Find the word "this" in the data. Return every line where it appears.

● Given information:
[start]

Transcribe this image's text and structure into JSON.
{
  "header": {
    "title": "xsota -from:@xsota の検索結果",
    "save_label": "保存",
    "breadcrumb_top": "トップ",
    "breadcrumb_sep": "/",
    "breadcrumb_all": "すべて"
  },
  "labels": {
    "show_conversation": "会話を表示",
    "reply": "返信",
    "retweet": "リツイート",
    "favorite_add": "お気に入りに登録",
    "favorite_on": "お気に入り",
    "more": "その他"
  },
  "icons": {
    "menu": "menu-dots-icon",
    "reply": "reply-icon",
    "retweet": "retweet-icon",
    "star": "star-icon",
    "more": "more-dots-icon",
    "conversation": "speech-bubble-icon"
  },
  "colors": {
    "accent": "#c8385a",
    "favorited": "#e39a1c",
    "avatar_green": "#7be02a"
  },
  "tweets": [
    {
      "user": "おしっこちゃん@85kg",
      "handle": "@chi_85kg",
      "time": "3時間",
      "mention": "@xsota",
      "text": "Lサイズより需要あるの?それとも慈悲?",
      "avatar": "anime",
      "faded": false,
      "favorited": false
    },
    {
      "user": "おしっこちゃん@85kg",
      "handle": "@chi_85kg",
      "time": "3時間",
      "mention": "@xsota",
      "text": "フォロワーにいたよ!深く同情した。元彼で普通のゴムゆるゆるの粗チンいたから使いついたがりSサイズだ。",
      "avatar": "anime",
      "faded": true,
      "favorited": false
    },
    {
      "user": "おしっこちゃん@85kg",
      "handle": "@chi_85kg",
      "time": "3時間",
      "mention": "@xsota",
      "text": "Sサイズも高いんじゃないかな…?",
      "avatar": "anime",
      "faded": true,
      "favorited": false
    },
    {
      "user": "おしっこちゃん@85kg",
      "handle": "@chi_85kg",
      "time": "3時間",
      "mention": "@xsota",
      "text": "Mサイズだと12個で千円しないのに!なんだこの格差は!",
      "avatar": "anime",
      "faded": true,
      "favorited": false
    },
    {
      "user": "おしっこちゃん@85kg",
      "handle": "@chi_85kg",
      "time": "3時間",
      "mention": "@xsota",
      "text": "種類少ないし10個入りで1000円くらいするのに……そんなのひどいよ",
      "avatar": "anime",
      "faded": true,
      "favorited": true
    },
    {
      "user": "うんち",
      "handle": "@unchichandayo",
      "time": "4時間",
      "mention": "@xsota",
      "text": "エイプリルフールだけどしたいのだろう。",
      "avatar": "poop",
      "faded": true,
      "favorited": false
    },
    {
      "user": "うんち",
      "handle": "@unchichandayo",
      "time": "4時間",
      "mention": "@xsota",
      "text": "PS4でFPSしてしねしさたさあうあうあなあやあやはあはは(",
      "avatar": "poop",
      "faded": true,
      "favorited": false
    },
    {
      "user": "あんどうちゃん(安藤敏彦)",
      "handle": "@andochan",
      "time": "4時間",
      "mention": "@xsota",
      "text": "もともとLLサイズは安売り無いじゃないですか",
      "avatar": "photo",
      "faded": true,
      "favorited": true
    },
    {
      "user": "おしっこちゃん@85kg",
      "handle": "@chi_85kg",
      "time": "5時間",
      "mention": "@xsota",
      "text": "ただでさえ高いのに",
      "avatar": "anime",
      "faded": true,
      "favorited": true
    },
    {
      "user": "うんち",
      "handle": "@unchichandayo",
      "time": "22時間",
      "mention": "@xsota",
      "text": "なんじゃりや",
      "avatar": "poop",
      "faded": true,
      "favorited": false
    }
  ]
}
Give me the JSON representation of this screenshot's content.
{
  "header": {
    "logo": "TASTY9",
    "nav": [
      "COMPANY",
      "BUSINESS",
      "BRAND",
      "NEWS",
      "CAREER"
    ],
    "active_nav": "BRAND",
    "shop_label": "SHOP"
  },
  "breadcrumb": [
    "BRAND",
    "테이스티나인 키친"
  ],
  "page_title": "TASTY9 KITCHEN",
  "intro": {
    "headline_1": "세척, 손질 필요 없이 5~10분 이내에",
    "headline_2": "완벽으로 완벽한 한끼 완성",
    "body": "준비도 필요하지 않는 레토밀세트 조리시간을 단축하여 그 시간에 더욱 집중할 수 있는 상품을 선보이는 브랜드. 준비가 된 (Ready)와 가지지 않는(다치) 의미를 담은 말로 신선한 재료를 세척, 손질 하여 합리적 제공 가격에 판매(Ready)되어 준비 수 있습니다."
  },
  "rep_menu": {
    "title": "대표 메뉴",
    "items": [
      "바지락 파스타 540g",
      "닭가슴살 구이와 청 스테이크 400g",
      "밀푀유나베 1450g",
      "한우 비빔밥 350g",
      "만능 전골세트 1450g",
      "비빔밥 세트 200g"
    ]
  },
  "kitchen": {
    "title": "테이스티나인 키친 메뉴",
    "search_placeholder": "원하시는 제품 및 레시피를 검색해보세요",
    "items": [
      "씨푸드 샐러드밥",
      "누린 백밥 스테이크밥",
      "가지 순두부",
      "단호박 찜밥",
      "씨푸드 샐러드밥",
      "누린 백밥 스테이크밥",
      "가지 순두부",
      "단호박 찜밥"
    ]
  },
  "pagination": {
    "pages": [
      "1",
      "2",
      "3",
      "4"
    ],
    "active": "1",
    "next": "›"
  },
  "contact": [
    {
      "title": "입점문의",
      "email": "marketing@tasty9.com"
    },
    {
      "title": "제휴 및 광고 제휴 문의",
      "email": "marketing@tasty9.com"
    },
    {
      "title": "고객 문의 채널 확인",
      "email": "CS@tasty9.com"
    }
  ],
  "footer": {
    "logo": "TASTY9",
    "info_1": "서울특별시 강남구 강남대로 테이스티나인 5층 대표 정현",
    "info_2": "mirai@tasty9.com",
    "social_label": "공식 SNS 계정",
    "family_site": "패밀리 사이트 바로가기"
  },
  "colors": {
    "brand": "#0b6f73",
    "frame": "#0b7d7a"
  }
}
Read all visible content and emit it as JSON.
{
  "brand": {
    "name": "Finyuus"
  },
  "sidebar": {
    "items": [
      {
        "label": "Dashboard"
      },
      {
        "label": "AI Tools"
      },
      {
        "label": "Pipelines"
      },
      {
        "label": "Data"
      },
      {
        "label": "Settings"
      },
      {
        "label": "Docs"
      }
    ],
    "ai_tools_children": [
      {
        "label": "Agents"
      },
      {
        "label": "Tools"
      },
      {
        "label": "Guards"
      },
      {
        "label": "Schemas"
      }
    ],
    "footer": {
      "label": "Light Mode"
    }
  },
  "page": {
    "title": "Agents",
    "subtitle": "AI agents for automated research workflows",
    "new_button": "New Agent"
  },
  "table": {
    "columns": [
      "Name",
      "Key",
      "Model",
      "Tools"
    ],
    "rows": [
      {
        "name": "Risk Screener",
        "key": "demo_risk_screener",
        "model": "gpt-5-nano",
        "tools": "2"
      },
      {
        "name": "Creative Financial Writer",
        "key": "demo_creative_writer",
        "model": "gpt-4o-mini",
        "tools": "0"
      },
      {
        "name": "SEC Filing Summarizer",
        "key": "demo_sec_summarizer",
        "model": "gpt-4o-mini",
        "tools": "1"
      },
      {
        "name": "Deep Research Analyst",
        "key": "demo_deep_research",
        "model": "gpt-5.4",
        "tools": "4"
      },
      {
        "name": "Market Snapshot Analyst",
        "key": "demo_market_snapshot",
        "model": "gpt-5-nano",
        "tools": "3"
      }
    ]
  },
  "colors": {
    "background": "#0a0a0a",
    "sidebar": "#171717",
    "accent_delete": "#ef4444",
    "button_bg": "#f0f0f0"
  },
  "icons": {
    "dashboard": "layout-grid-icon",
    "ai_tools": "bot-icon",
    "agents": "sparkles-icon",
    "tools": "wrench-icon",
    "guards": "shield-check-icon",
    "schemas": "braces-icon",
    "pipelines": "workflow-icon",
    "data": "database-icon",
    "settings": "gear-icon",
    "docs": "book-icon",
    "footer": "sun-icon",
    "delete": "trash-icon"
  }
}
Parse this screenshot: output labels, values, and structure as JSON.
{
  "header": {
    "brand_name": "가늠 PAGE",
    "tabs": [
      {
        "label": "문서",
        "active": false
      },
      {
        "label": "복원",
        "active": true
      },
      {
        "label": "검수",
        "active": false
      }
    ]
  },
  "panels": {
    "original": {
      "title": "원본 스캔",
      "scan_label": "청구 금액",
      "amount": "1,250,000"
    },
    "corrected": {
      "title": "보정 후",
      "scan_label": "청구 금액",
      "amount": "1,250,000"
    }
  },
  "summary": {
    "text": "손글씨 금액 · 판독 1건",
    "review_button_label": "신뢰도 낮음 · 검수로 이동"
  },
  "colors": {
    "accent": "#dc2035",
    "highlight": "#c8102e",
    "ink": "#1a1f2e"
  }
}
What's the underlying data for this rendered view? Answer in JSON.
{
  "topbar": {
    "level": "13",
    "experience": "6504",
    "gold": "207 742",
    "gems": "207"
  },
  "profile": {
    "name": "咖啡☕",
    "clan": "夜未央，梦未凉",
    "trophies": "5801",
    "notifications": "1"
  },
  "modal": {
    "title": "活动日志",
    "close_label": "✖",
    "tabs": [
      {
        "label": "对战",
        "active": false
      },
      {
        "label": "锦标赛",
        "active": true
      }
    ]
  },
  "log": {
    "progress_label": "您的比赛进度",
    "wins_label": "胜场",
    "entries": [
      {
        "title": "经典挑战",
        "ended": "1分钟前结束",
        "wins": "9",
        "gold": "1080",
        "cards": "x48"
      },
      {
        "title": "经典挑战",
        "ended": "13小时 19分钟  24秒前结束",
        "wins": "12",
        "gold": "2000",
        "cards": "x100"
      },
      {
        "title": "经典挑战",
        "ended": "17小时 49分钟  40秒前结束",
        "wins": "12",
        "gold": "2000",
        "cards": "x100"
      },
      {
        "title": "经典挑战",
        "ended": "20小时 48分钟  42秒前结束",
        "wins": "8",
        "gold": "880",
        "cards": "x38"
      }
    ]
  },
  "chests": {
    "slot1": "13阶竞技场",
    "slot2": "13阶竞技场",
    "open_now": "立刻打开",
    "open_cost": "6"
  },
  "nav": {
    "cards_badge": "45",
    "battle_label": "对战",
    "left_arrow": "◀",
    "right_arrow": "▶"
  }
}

[end]

● Response:
Transcribe this image's text and structure into JSON.
Give me the JSON representation of this screenshot's content.
Parse this screenshot: output labels, values, and structure as JSON.
What's the underlying data for this rendered view? Answer in JSON.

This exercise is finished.